### What you need to do:
Copy each line of the records that contains the word "annotation".
==== Exercise materials
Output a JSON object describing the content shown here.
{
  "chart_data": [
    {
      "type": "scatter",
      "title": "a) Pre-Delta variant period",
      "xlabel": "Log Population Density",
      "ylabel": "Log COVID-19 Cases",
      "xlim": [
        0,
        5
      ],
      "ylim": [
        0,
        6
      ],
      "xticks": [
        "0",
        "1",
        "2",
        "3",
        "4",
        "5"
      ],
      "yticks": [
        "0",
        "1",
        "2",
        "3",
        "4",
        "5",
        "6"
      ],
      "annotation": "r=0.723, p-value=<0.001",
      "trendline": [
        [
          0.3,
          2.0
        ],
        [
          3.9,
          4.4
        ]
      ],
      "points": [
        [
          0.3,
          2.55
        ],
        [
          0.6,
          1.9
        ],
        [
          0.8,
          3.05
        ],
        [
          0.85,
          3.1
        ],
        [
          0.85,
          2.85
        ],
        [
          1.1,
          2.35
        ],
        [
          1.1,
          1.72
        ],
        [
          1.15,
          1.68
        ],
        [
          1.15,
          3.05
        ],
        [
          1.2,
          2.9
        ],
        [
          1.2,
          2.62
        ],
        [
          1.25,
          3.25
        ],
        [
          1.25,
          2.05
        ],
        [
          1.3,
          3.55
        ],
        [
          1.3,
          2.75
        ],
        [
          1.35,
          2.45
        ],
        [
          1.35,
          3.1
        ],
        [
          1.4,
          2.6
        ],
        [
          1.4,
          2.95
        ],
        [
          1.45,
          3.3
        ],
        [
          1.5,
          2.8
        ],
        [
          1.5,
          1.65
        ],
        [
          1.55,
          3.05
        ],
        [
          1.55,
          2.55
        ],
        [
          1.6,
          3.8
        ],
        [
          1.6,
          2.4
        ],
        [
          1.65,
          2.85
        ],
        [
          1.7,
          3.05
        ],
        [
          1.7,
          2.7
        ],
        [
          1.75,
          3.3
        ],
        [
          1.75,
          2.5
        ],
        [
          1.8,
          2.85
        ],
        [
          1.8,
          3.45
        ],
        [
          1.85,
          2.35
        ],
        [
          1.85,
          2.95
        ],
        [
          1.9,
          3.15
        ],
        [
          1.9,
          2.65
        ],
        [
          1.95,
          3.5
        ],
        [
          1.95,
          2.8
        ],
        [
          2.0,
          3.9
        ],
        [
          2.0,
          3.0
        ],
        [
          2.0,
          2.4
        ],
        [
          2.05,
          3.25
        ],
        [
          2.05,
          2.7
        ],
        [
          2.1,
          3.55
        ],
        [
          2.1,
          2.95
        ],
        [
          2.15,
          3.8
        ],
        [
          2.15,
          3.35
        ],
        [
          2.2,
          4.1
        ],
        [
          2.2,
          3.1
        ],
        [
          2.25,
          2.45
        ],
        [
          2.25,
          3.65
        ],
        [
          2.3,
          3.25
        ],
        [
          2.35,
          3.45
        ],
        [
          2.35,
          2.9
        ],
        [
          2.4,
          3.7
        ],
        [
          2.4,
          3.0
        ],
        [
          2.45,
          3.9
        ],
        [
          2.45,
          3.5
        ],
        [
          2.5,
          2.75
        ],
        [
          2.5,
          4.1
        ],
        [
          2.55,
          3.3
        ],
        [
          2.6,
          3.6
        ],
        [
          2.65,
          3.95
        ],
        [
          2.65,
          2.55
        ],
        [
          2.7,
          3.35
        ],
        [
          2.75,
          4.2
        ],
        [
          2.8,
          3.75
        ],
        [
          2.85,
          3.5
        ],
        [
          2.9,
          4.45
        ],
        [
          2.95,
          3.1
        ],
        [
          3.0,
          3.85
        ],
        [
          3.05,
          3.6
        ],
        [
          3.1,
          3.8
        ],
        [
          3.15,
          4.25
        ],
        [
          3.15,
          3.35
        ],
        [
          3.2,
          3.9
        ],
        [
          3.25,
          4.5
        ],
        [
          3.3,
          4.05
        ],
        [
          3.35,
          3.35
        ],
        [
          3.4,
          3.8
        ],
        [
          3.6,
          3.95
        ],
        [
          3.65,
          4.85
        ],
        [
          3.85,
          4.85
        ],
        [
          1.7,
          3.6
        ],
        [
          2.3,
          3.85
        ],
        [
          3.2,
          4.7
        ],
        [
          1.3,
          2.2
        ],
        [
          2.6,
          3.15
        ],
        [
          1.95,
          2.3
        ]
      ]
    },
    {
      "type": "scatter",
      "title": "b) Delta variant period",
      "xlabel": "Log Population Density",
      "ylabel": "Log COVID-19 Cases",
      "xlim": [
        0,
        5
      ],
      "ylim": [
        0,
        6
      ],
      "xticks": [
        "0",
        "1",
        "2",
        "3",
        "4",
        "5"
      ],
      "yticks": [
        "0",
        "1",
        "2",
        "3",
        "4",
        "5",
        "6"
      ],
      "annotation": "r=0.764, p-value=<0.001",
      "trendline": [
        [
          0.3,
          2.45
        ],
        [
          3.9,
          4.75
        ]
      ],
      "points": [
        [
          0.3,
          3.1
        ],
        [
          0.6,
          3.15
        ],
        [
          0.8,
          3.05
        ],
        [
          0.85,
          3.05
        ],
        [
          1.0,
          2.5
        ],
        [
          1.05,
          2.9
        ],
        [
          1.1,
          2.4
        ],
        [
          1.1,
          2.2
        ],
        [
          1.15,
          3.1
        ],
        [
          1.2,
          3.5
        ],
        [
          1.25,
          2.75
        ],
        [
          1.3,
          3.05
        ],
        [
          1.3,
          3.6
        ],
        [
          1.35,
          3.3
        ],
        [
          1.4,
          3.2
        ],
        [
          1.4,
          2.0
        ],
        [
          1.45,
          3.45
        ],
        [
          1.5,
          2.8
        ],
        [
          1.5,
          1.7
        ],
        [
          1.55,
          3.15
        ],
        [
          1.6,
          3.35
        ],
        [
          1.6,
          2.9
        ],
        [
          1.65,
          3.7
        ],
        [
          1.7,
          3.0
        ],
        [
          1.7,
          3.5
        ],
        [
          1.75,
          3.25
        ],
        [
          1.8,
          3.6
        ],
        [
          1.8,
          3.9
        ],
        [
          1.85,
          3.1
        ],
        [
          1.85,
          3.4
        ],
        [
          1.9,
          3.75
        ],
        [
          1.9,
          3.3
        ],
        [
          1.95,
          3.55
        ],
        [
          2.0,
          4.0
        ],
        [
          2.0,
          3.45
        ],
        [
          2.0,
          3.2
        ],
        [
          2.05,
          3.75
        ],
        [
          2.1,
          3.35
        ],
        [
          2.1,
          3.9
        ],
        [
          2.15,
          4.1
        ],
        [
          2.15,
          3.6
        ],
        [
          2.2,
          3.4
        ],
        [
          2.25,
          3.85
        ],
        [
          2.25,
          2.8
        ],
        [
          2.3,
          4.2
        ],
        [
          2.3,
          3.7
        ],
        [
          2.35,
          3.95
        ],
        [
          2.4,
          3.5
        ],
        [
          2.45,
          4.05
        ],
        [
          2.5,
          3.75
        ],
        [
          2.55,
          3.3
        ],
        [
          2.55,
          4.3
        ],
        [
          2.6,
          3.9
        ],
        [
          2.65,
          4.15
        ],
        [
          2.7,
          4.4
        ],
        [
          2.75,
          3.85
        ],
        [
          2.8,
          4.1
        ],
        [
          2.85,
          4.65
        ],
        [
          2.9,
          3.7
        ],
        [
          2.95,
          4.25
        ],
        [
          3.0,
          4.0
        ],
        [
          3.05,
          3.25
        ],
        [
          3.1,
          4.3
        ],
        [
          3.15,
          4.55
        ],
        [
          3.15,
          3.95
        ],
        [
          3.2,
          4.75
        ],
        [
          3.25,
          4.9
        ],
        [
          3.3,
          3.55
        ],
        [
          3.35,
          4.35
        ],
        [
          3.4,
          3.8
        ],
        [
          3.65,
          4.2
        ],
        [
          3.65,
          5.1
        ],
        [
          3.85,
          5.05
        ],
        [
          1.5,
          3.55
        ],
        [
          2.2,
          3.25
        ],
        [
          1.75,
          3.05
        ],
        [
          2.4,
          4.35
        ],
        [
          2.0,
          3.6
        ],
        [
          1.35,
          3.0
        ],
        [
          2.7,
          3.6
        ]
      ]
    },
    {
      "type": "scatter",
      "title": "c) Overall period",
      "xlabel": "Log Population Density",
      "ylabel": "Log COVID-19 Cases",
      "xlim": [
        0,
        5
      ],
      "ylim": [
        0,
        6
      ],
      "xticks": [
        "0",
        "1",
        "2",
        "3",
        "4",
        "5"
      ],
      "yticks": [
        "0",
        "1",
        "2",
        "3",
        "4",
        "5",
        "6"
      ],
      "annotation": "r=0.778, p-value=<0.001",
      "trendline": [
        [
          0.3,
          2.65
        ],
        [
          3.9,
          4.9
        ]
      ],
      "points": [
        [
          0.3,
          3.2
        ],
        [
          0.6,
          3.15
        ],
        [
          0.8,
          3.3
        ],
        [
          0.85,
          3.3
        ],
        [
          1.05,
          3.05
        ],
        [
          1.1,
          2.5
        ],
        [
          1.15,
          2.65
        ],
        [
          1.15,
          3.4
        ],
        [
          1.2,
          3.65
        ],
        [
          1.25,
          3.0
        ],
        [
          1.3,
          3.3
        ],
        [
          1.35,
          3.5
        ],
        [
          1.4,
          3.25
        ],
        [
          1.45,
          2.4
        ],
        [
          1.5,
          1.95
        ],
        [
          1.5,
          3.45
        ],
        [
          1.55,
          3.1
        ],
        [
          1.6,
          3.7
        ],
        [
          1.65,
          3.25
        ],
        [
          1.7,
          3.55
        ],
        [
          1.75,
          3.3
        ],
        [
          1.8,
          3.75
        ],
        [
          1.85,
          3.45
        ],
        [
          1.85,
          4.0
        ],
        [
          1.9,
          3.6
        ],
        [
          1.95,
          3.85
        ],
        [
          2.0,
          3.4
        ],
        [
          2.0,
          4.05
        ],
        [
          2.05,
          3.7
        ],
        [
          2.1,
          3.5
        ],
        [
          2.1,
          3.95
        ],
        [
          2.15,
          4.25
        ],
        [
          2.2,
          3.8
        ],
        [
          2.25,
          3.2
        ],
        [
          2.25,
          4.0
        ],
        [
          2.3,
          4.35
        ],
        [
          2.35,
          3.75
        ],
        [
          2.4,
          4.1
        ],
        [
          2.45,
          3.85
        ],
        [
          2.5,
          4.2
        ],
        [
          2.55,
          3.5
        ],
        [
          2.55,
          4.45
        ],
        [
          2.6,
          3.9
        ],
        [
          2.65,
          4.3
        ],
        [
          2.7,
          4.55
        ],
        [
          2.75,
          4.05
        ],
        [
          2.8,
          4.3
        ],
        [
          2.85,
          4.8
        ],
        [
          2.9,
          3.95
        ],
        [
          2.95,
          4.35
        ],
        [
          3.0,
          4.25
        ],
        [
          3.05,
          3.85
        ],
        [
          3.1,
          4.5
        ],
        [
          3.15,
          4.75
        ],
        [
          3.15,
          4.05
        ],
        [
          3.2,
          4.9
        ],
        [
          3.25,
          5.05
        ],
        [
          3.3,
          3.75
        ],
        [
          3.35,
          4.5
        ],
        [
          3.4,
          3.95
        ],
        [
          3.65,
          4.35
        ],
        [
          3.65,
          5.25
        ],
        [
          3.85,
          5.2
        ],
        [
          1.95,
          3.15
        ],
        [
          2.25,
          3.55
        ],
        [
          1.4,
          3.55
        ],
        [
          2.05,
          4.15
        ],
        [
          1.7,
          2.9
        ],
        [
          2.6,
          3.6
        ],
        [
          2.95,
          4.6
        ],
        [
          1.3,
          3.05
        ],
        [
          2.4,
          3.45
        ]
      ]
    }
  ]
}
========
### Output below:
      "annotation": "r=0.723, p-value=<0.001",
      "annotation": "r=0.764, p-value=<0.001",
      "annotation": "r=0.778, p-value=<0.001",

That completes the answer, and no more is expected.